■ **AVAILABLE DATA**:

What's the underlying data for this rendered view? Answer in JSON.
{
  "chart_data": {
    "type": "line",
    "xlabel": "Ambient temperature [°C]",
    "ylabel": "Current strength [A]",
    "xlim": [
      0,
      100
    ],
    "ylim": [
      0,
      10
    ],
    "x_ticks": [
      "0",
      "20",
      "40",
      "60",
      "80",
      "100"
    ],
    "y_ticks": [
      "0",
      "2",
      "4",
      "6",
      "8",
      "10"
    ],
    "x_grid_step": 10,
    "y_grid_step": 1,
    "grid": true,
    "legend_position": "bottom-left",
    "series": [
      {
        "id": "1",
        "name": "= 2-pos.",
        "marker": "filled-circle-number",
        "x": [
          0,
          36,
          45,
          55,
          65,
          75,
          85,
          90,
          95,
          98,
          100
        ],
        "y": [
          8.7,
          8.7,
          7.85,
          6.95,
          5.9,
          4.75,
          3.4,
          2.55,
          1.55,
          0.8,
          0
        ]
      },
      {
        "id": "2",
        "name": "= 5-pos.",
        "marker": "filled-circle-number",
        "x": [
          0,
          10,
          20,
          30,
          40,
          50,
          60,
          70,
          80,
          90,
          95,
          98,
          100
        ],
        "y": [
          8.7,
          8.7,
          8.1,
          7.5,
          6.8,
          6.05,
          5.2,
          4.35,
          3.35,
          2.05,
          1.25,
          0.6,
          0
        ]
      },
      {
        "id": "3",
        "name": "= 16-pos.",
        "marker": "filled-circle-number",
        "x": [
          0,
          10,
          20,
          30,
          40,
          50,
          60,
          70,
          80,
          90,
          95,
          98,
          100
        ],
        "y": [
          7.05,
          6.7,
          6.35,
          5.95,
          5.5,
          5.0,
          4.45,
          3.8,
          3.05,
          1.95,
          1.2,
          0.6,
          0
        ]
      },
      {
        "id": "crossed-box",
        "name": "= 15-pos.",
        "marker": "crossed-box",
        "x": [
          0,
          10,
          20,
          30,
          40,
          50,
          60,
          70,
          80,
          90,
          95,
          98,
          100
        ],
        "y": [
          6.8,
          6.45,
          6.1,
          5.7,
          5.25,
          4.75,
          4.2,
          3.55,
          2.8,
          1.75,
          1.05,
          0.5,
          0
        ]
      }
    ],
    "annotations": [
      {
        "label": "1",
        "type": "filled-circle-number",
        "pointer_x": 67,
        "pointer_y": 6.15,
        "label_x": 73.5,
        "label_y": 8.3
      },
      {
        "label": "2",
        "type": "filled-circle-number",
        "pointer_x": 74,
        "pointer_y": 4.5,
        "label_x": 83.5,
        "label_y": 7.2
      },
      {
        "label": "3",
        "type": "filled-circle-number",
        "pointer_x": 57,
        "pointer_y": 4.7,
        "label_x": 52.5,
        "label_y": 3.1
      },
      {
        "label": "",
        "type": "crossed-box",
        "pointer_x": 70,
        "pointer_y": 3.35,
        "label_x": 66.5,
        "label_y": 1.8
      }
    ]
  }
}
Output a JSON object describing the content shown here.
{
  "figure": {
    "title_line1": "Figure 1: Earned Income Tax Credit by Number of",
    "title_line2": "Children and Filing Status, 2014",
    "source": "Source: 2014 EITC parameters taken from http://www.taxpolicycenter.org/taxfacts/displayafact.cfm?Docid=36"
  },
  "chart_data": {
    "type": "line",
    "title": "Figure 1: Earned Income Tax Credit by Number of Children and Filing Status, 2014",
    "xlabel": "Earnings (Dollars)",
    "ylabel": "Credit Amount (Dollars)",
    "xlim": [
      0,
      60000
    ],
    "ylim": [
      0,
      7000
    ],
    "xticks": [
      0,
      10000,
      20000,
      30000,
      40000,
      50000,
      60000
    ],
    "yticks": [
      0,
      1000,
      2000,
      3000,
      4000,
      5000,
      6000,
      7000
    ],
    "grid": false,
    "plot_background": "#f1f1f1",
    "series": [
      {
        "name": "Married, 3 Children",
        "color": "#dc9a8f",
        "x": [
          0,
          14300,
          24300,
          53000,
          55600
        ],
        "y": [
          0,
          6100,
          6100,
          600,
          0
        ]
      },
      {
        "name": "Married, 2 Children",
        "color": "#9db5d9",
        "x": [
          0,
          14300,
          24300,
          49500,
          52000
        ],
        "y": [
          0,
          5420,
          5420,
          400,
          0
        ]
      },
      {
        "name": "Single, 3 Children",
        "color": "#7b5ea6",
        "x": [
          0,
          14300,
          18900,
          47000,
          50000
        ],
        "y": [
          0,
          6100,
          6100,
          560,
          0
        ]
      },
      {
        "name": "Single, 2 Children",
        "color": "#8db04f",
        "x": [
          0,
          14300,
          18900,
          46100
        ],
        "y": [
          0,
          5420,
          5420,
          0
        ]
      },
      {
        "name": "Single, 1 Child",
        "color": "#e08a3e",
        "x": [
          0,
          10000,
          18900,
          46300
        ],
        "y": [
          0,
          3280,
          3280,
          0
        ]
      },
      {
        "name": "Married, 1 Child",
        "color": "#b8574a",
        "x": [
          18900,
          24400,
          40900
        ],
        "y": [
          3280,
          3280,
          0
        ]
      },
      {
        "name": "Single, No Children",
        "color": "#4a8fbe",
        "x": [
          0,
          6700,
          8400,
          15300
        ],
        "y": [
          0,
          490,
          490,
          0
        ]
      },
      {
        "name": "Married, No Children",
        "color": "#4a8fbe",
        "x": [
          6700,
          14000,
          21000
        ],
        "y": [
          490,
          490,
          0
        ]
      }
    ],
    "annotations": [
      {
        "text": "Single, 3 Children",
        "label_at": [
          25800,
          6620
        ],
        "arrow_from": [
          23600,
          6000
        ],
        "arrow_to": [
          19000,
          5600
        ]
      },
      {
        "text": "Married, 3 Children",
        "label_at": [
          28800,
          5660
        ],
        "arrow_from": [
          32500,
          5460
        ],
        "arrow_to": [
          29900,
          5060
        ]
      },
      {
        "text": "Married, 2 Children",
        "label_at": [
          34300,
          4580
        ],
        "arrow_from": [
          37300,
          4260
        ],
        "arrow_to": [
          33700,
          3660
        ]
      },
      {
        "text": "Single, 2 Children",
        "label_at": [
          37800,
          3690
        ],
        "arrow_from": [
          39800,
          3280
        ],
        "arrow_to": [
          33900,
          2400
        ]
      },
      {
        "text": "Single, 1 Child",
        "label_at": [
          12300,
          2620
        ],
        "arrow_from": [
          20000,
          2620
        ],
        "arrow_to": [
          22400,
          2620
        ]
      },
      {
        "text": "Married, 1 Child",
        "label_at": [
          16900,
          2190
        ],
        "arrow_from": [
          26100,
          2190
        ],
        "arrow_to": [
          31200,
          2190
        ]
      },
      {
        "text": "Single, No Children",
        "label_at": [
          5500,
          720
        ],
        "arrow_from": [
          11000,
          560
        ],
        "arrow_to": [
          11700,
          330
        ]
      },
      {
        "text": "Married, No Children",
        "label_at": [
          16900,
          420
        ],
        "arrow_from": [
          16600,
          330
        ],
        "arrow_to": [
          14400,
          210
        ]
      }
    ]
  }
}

■ **WRITTEN TASK**: Which lines hold the word "Single"? Copy every one of them.

■ **RIGHT ANSWER**:
        "name": "Single, 3 Children",
        "name": "Single, 2 Children",
        "name": "Single, 1 Child",
        "name": "Single, No Children",
        "text": "Single, 3 Children",
        "text": "Single, 2 Children",
        "text": "Single, 1 Child",
        "text": "Single, No Children",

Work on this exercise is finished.